• [Input rows]
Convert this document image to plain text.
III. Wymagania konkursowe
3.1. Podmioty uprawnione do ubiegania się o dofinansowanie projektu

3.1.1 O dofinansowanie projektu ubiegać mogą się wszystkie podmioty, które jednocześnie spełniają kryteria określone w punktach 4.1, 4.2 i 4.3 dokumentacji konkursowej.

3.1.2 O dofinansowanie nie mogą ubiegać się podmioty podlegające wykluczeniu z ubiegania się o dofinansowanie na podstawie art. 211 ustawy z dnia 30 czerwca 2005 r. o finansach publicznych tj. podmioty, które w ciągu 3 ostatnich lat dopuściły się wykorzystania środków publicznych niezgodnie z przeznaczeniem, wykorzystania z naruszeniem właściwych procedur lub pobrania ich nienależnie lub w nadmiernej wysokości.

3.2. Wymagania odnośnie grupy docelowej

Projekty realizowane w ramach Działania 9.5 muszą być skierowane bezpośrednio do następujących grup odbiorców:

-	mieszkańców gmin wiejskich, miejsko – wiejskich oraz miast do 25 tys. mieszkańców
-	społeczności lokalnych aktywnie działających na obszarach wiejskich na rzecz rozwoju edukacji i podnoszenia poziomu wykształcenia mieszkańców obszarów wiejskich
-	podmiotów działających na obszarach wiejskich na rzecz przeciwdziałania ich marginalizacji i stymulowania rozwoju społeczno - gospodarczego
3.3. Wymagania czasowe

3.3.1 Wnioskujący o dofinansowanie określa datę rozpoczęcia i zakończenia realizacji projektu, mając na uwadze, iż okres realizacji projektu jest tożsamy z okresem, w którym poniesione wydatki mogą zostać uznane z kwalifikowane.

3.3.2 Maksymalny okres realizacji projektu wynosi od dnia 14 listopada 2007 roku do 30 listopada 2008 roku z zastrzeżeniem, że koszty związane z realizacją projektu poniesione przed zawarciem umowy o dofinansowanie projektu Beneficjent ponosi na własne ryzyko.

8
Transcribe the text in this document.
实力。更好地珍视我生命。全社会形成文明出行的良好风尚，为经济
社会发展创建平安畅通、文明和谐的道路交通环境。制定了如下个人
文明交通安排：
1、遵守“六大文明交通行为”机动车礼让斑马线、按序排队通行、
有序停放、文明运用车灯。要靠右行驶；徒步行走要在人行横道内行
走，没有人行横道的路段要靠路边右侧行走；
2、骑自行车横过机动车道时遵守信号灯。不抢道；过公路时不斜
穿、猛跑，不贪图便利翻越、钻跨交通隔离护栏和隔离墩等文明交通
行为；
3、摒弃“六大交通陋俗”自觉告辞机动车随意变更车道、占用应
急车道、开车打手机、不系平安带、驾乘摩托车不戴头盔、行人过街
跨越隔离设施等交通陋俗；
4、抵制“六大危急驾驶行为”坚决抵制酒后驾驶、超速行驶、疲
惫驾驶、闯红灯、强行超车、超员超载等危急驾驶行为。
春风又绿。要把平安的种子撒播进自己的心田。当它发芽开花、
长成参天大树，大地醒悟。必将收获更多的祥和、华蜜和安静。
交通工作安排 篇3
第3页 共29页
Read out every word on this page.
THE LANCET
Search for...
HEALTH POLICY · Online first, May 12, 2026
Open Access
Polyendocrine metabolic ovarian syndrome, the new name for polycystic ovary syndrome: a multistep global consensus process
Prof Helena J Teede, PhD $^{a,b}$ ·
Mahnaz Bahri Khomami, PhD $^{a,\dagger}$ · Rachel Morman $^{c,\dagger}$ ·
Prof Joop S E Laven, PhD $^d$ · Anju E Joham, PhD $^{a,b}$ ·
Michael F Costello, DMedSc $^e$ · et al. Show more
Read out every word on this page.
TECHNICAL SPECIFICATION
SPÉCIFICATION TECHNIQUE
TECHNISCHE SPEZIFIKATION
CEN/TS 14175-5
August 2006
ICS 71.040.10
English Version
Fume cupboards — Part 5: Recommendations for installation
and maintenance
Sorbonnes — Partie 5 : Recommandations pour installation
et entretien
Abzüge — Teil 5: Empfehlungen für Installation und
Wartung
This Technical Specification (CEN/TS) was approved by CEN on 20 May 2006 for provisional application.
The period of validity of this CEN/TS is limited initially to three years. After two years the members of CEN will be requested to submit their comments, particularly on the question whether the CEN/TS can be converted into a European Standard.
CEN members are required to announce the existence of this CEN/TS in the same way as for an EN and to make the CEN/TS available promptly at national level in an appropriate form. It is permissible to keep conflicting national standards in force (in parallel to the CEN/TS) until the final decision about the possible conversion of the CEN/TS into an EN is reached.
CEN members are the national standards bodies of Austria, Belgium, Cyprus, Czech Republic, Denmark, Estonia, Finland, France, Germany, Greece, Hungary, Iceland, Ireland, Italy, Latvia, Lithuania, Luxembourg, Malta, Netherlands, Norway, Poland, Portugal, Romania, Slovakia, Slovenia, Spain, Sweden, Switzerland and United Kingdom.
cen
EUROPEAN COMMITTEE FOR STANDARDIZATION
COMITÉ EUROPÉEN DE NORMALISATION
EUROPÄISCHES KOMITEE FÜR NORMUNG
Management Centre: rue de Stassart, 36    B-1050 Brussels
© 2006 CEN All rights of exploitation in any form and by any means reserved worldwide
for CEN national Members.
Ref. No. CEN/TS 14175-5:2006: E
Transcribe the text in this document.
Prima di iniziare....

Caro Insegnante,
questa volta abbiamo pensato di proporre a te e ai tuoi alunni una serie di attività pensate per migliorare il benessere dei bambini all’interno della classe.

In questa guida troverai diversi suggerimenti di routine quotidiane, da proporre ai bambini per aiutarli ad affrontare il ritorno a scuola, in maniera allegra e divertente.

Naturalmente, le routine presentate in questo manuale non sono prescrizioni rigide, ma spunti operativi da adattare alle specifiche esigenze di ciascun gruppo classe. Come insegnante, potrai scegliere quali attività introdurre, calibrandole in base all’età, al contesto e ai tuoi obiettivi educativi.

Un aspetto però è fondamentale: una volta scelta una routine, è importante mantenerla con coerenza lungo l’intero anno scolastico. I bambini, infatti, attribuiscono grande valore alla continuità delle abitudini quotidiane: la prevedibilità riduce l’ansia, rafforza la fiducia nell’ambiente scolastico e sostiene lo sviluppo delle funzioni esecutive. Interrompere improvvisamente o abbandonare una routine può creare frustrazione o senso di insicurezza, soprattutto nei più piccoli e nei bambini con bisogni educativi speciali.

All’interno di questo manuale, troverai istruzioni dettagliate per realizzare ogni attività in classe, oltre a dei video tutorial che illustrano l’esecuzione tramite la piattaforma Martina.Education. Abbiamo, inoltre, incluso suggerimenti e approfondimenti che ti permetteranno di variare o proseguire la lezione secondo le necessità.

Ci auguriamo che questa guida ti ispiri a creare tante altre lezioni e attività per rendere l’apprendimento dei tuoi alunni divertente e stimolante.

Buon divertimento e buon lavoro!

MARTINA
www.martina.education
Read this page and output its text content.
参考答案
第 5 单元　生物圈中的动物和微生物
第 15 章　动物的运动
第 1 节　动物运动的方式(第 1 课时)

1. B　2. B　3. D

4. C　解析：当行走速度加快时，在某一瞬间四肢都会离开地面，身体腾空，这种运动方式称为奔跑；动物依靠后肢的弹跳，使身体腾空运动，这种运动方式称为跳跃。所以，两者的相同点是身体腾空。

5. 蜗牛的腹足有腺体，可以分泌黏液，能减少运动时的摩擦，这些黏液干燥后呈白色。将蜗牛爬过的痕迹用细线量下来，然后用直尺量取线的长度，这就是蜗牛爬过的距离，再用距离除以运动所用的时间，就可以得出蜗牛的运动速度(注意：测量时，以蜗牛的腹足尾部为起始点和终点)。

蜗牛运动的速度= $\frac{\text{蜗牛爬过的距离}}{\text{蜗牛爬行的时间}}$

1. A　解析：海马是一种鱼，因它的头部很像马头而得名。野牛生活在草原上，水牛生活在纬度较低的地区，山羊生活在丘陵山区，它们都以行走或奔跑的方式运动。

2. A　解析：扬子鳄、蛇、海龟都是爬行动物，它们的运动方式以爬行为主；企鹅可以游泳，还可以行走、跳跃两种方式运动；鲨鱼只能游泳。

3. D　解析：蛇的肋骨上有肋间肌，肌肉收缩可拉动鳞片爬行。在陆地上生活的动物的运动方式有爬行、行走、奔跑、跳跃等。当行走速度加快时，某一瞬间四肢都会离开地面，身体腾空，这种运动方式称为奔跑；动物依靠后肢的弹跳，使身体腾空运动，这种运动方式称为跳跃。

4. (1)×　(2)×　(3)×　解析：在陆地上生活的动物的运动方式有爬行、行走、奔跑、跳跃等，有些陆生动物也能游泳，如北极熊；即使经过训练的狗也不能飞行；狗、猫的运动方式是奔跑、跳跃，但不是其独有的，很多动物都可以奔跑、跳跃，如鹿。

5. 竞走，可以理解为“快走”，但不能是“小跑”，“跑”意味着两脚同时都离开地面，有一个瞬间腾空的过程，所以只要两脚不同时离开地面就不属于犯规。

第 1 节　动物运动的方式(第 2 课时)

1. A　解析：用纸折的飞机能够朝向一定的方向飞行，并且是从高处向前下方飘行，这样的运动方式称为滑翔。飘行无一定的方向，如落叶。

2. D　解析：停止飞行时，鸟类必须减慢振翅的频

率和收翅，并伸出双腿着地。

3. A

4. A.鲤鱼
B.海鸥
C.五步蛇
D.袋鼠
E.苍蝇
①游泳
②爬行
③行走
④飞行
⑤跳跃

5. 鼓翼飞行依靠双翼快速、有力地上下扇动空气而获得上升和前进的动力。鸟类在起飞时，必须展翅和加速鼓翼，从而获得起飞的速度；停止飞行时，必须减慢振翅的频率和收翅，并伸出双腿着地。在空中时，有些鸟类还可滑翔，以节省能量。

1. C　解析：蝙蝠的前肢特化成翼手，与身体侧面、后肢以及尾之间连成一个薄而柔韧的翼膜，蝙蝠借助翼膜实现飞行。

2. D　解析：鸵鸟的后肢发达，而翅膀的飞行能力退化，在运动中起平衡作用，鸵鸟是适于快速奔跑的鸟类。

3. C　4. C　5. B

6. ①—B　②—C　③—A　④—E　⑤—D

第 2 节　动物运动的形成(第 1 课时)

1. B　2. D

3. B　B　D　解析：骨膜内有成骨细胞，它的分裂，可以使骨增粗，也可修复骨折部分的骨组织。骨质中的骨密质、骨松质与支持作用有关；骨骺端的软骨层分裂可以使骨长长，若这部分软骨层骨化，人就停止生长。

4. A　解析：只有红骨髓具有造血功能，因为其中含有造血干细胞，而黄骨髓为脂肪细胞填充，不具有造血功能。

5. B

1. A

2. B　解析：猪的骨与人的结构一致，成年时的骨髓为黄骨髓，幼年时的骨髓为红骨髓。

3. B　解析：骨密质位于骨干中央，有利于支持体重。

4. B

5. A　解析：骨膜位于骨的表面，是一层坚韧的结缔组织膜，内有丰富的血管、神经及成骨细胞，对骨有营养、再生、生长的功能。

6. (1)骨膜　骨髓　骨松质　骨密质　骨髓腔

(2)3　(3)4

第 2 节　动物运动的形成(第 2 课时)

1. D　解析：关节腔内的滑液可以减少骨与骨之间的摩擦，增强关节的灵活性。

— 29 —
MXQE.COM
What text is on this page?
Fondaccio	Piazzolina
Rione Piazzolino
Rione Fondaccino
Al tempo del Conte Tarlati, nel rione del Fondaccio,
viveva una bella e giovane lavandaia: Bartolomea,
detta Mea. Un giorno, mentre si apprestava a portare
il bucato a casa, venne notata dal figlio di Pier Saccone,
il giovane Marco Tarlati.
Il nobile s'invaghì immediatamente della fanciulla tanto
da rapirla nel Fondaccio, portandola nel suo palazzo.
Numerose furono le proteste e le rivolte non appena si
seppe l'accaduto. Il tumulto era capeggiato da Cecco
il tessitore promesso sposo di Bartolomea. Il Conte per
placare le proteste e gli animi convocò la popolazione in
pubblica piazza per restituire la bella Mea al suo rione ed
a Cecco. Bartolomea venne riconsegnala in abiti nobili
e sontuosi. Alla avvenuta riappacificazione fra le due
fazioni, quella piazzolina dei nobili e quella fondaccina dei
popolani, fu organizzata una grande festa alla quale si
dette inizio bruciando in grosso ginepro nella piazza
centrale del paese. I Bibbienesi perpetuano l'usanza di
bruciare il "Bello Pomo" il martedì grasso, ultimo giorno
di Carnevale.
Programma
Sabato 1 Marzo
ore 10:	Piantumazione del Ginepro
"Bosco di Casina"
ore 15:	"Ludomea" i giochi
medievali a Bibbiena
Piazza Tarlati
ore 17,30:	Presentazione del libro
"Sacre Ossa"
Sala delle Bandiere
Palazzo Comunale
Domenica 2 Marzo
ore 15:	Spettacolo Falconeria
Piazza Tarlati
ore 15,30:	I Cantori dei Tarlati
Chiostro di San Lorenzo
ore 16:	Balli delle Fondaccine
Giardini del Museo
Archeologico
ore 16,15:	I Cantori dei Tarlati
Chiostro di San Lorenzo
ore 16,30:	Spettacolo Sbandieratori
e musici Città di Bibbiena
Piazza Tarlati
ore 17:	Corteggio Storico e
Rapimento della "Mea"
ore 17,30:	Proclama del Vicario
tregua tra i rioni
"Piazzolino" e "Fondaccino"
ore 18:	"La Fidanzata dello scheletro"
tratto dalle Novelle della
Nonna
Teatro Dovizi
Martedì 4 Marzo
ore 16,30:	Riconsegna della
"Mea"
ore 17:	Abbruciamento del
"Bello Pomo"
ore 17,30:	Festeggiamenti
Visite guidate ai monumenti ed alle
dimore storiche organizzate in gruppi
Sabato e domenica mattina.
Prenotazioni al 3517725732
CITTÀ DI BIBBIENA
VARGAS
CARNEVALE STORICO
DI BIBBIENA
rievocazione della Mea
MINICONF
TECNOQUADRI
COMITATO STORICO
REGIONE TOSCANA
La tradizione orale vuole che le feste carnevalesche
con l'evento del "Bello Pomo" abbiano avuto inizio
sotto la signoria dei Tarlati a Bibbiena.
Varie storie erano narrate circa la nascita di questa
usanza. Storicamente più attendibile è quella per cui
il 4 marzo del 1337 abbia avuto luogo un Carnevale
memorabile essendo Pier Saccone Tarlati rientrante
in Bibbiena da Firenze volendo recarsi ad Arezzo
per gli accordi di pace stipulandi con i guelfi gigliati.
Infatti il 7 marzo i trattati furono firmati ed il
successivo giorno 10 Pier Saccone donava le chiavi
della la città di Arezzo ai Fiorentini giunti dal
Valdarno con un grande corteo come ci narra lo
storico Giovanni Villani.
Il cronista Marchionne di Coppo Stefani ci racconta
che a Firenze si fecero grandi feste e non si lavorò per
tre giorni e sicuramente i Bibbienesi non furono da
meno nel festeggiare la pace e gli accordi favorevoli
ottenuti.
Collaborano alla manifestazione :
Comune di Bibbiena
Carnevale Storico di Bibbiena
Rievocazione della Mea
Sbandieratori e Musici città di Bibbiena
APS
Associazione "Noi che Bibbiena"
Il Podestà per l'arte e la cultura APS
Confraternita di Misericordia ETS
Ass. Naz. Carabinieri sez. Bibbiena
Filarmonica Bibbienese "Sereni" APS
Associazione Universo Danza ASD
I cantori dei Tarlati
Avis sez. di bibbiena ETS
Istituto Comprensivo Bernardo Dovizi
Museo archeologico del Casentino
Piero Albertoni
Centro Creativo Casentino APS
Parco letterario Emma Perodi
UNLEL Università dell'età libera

• [What to do]
What is the number of lines that hold the string "giovane"? Reply with that number alone.

• [Solution to the problem]
2